▶ _SET EXERCISE_
All of the lines below are to be printed again exactly; images are excluded from the output.

▶ _PROVIDED MATERIAL_
* * * *

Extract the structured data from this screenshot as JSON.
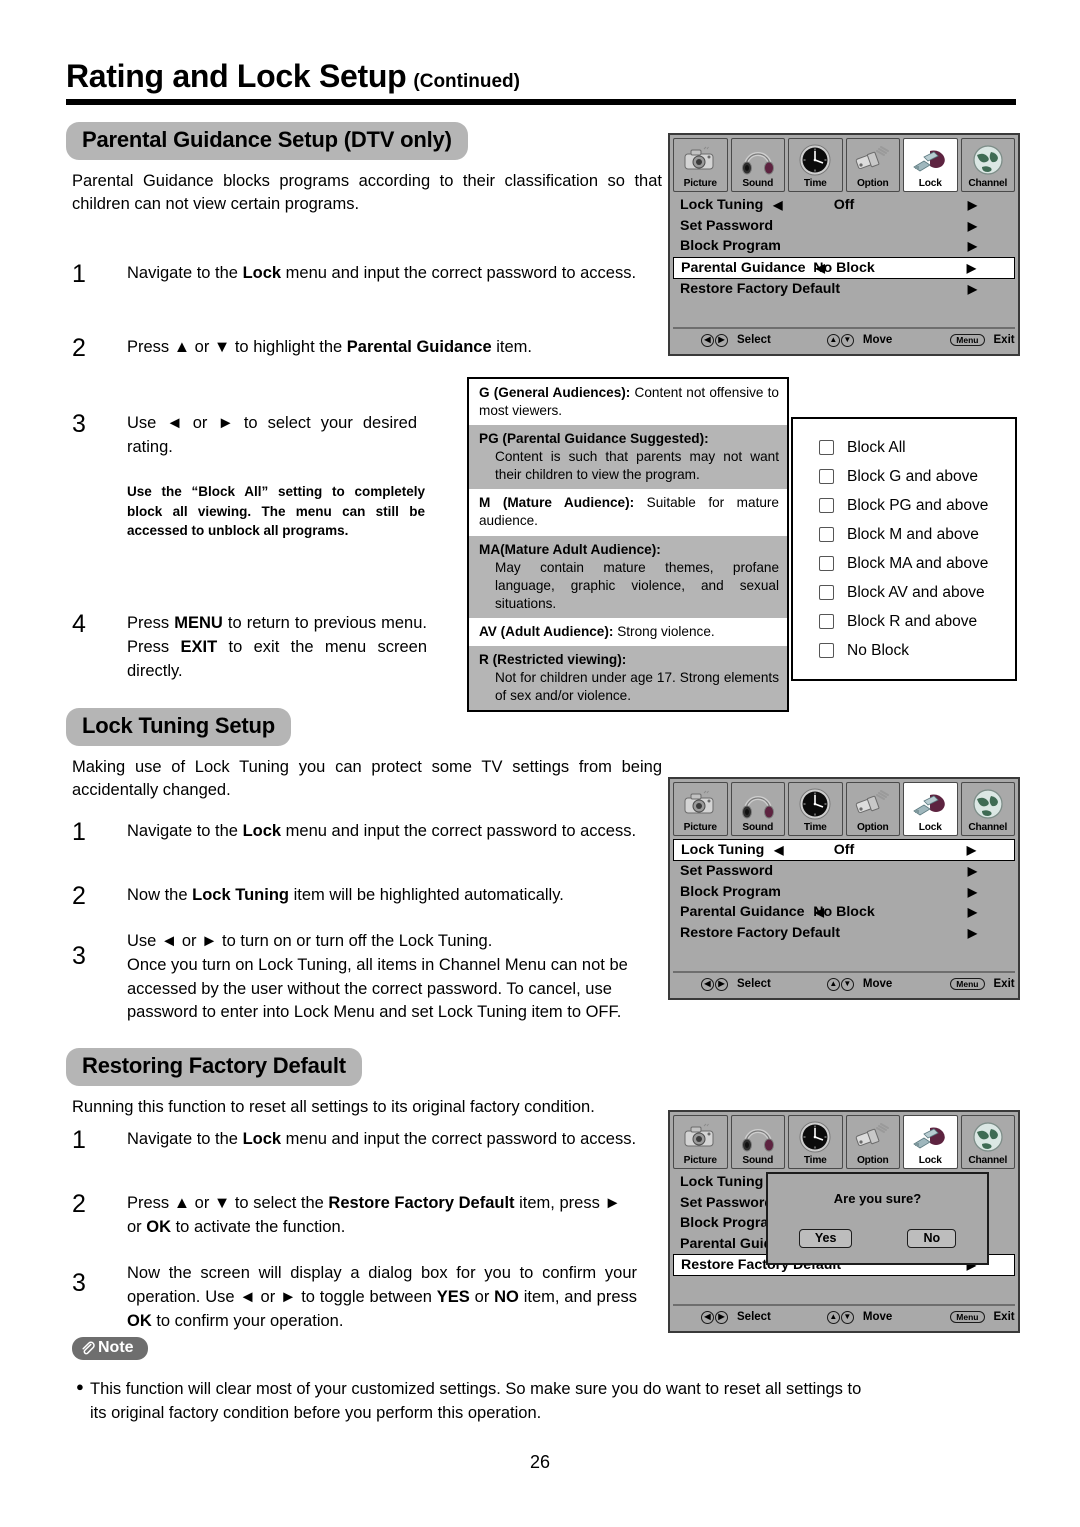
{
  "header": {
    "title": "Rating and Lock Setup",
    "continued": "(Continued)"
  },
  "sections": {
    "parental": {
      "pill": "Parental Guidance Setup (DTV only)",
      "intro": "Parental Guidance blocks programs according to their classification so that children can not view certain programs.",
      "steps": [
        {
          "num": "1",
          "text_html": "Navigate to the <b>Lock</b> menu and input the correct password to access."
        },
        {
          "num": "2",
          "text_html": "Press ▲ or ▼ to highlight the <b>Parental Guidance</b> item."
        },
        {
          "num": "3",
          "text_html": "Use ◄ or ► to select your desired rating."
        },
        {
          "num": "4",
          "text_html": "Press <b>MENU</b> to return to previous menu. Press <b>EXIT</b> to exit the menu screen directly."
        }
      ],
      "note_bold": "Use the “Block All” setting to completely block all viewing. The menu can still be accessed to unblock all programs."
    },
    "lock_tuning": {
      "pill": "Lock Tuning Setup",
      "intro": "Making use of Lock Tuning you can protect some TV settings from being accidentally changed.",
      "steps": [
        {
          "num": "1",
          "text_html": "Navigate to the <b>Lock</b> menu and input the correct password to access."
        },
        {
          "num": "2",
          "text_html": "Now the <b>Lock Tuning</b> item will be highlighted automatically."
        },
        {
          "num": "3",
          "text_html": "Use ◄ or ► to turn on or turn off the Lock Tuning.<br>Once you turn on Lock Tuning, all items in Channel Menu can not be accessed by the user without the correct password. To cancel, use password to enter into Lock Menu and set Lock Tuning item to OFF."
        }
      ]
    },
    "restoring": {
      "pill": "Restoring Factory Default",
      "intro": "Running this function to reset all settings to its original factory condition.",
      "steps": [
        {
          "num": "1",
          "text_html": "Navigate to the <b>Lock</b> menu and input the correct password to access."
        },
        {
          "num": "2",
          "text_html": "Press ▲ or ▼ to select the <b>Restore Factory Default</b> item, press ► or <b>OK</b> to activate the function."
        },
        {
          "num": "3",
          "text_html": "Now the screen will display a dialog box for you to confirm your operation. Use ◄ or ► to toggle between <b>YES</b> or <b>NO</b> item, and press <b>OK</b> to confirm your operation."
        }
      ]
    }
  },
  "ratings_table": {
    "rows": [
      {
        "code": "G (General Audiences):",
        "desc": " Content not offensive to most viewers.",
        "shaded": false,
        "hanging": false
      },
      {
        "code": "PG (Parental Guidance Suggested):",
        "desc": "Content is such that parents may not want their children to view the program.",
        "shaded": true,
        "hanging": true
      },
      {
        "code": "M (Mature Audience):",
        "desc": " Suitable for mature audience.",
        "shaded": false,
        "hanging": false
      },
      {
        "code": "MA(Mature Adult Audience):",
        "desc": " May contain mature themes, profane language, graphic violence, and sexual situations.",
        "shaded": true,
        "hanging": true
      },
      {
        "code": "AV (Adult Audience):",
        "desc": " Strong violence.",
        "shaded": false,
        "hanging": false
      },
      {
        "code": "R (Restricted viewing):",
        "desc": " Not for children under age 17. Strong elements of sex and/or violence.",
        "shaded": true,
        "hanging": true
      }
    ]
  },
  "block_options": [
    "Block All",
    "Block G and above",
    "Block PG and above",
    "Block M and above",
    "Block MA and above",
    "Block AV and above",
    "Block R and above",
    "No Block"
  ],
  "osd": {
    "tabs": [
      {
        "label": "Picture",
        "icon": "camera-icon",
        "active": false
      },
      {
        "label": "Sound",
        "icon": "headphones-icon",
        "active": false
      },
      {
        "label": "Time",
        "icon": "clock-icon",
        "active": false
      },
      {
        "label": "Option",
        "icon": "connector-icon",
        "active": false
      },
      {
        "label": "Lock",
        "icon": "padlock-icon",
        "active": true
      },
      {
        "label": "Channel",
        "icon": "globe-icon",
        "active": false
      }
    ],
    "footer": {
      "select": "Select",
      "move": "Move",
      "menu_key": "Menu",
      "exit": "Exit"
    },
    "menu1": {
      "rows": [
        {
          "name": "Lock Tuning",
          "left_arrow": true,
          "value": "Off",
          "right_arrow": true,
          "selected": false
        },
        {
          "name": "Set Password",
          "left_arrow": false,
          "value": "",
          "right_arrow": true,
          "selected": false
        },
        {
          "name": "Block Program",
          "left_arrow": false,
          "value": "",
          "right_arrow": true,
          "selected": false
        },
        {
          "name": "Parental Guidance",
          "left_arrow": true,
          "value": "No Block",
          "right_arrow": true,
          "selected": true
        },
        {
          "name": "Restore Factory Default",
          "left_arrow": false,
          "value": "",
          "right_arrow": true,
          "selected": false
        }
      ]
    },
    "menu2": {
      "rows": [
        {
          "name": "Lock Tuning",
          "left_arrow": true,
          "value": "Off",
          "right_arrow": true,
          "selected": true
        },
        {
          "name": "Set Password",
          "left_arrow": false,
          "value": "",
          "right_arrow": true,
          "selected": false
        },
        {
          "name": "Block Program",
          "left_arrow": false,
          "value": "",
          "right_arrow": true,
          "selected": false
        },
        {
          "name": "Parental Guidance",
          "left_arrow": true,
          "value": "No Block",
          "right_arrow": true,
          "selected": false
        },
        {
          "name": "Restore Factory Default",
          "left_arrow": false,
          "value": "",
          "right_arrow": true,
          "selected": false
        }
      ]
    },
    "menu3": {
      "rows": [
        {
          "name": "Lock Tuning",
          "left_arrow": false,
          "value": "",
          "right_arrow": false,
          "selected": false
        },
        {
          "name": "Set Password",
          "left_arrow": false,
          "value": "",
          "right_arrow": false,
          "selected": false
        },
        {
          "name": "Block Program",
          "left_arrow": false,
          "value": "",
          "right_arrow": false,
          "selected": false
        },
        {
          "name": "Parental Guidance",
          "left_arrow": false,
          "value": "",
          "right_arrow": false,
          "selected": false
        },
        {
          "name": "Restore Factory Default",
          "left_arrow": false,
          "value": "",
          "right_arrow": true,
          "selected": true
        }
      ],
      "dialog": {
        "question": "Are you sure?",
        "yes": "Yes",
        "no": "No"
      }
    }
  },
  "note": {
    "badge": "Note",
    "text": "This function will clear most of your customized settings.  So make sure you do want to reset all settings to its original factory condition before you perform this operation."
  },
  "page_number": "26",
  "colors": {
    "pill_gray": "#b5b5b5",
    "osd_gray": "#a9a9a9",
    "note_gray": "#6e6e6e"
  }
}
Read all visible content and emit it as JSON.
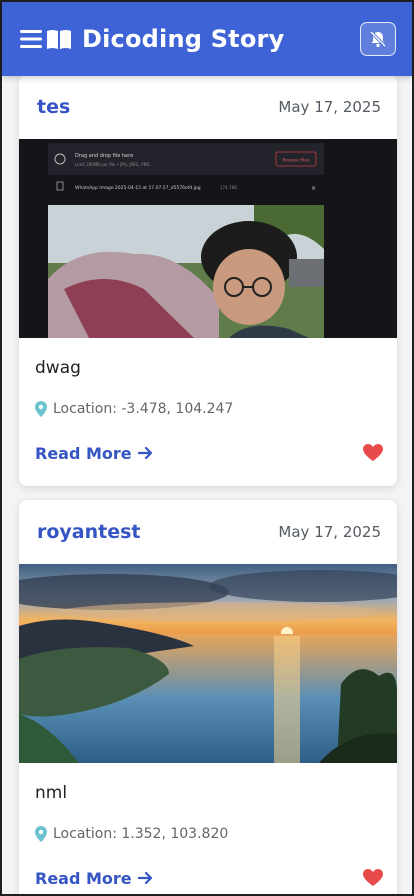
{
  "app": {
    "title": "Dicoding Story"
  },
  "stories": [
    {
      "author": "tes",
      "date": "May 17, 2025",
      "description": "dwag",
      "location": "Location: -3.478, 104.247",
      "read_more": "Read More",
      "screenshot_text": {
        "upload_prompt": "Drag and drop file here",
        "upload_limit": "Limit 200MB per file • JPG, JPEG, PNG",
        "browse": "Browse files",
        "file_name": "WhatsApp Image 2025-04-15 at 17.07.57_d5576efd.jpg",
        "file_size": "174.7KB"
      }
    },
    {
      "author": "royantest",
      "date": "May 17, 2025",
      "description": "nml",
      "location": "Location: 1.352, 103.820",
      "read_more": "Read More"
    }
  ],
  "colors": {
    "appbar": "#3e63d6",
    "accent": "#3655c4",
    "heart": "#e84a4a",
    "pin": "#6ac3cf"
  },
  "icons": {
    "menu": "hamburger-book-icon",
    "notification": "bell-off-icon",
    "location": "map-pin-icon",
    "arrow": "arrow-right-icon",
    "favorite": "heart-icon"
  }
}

* * * *

▶ _RESPONSE TO THIS EXERCISE_
Extract the structured data from this screenshot as JSON.
{
  "header": {
    "title": "Rating and Lock Setup",
    "continued": "(Continued)"
  },
  "sections": {
    "parental": {
      "pill": "Parental Guidance Setup (DTV only)",
      "intro": "Parental Guidance blocks programs according to their classification so that children can not view certain programs.",
      "steps": [
        {
          "num": "1",
          "text_html": "Navigate to the <b>Lock</b> menu and input the correct password to access."
        },
        {
          "num": "2",
          "text_html": "Press ▲ or ▼ to highlight the <b>Parental Guidance</b> item."
        },
        {
          "num": "3",
          "text_html": "Use ◄ or ► to select your desired rating."
        },
        {
          "num": "4",
          "text_html": "Press <b>MENU</b> to return to previous menu. Press <b>EXIT</b> to exit the menu screen directly."
        }
      ],
      "note_bold": "Use the “Block All” setting to completely block all viewing. The menu can still be accessed to unblock all programs."
    },
    "lock_tuning": {
      "pill": "Lock Tuning Setup",
      "intro": "Making use of Lock Tuning you can protect some TV settings from being accidentally changed.",
      "steps": [
        {
          "num": "1",
          "text_html": "Navigate to the <b>Lock</b> menu and input the correct password to access."
        },
        {
          "num": "2",
          "text_html": "Now the <b>Lock Tuning</b> item will be highlighted automatically."
        },
        {
          "num": "3",
          "text_html": "Use ◄ or ► to turn on or turn off the Lock Tuning.<br>Once you turn on Lock Tuning, all items in Channel Menu can not be accessed by the user without the correct password. To cancel, use password to enter into Lock Menu and set Lock Tuning item to OFF."
        }
      ]
    },
    "restoring": {
      "pill": "Restoring Factory Default",
      "intro": "Running this function to reset all settings to its original factory condition.",
      "steps": [
        {
          "num": "1",
          "text_html": "Navigate to the <b>Lock</b> menu and input the correct password to access."
        },
        {
          "num": "2",
          "text_html": "Press ▲ or ▼ to select the <b>Restore Factory Default</b> item, press ► or <b>OK</b> to activate the function."
        },
        {
          "num": "3",
          "text_html": "Now the screen will display a dialog box for you to confirm your operation. Use ◄ or ► to toggle between <b>YES</b> or <b>NO</b> item, and press <b>OK</b> to confirm your operation."
        }
      ]
    }
  },
  "ratings_table": {
    "rows": [
      {
        "code": "G (General Audiences):",
        "desc": " Content not offensive to most viewers.",
        "shaded": false,
        "hanging": false
      },
      {
        "code": "PG (Parental Guidance Suggested):",
        "desc": "Content is such that parents may not want their children to view the program.",
        "shaded": true,
        "hanging": true
      },
      {
        "code": "M (Mature Audience):",
        "desc": " Suitable for mature audience.",
        "shaded": false,
        "hanging": false
      },
      {
        "code": "MA(Mature Adult Audience):",
        "desc": " May contain mature themes, profane language, graphic violence, and sexual situations.",
        "shaded": true,
        "hanging": true
      },
      {
        "code": "AV (Adult Audience):",
        "desc": " Strong violence.",
        "shaded": false,
        "hanging": false
      },
      {
        "code": "R (Restricted viewing):",
        "desc": " Not for children under age 17. Strong elements of sex and/or violence.",
        "shaded": true,
        "hanging": true
      }
    ]
  },
  "block_options": [
    "Block All",
    "Block G and above",
    "Block PG and above",
    "Block M and above",
    "Block MA and above",
    "Block AV and above",
    "Block R and above",
    "No Block"
  ],
  "osd": {
    "tabs": [
      {
        "label": "Picture",
        "icon": "camera-icon",
        "active": false
      },
      {
        "label": "Sound",
        "icon": "headphones-icon",
        "active": false
      },
      {
        "label": "Time",
        "icon": "clock-icon",
        "active": false
      },
      {
        "label": "Option",
        "icon": "connector-icon",
        "active": false
      },
      {
        "label": "Lock",
        "icon": "padlock-icon",
        "active": true
      },
      {
        "label": "Channel",
        "icon": "globe-icon",
        "active": false
      }
    ],
    "footer": {
      "select": "Select",
      "move": "Move",
      "menu_key": "Menu",
      "exit": "Exit"
    },
    "menu1": {
      "rows": [
        {
          "name": "Lock Tuning",
          "left_arrow": true,
          "value": "Off",
          "right_arrow": true,
          "selected": false
        },
        {
          "name": "Set Password",
          "left_arrow": false,
          "value": "",
          "right_arrow": true,
          "selected": false
        },
        {
          "name": "Block Program",
          "left_arrow": false,
          "value": "",
          "right_arrow": true,
          "selected": false
        },
        {
          "name": "Parental Guidance",
          "left_arrow": true,
          "value": "No Block",
          "right_arrow": true,
          "selected": true
        },
        {
          "name": "Restore Factory Default",
          "left_arrow": false,
          "value": "",
          "right_arrow": true,
          "selected": false
        }
      ]
    },
    "menu2": {
      "rows": [
        {
          "name": "Lock Tuning",
          "left_arrow": true,
          "value": "Off",
          "right_arrow": true,
          "selected": true
        },
        {
          "name": "Set Password",
          "left_arrow": false,
          "value": "",
          "right_arrow": true,
          "selected": false
        },
        {
          "name": "Block Program",
          "left_arrow": false,
          "value": "",
          "right_arrow": true,
          "selected": false
        },
        {
          "name": "Parental Guidance",
          "left_arrow": true,
          "value": "No Block",
          "right_arrow": true,
          "selected": false
        },
        {
          "name": "Restore Factory Default",
          "left_arrow": false,
          "value": "",
          "right_arrow": true,
          "selected": false
        }
      ]
    },
    "menu3": {
      "rows": [
        {
          "name": "Lock Tuning",
          "left_arrow": false,
          "value": "",
          "right_arrow": false,
          "selected": false
        },
        {
          "name": "Set Password",
          "left_arrow": false,
          "value": "",
          "right_arrow": false,
          "selected": false
        },
        {
          "name": "Block Program",
          "left_arrow": false,
          "value": "",
          "right_arrow": false,
          "selected": false
        },
        {
          "name": "Parental Guidance",
          "left_arrow": false,
          "value": "",
          "right_arrow": false,
          "selected": false
        },
        {
          "name": "Restore Factory Default",
          "left_arrow": false,
          "value": "",
          "right_arrow": true,
          "selected": true
        }
      ],
      "dialog": {
        "question": "Are you sure?",
        "yes": "Yes",
        "no": "No"
      }
    }
  },
  "note": {
    "badge": "Note",
    "text": "This function will clear most of your customized settings.  So make sure you do want to reset all settings to its original factory condition before you perform this operation."
  },
  "page_number": "26",
  "colors": {
    "pill_gray": "#b5b5b5",
    "osd_gray": "#a9a9a9",
    "note_gray": "#6e6e6e"
  }
}
Read all visible content and emit it as JSON.
{
  "app": {
    "title": "Dicoding Story"
  },
  "stories": [
    {
      "author": "tes",
      "date": "May 17, 2025",
      "description": "dwag",
      "location": "Location: -3.478, 104.247",
      "read_more": "Read More",
      "screenshot_text": {
        "upload_prompt": "Drag and drop file here",
        "upload_limit": "Limit 200MB per file • JPG, JPEG, PNG",
        "browse": "Browse files",
        "file_name": "WhatsApp Image 2025-04-15 at 17.07.57_d5576efd.jpg",
        "file_size": "174.7KB"
      }
    },
    {
      "author": "royantest",
      "date": "May 17, 2025",
      "description": "nml",
      "location": "Location: 1.352, 103.820",
      "read_more": "Read More"
    }
  ],
  "colors": {
    "appbar": "#3e63d6",
    "accent": "#3655c4",
    "heart": "#e84a4a",
    "pin": "#6ac3cf"
  },
  "icons": {
    "menu": "hamburger-book-icon",
    "notification": "bell-off-icon",
    "location": "map-pin-icon",
    "arrow": "arrow-right-icon",
    "favorite": "heart-icon"
  }
}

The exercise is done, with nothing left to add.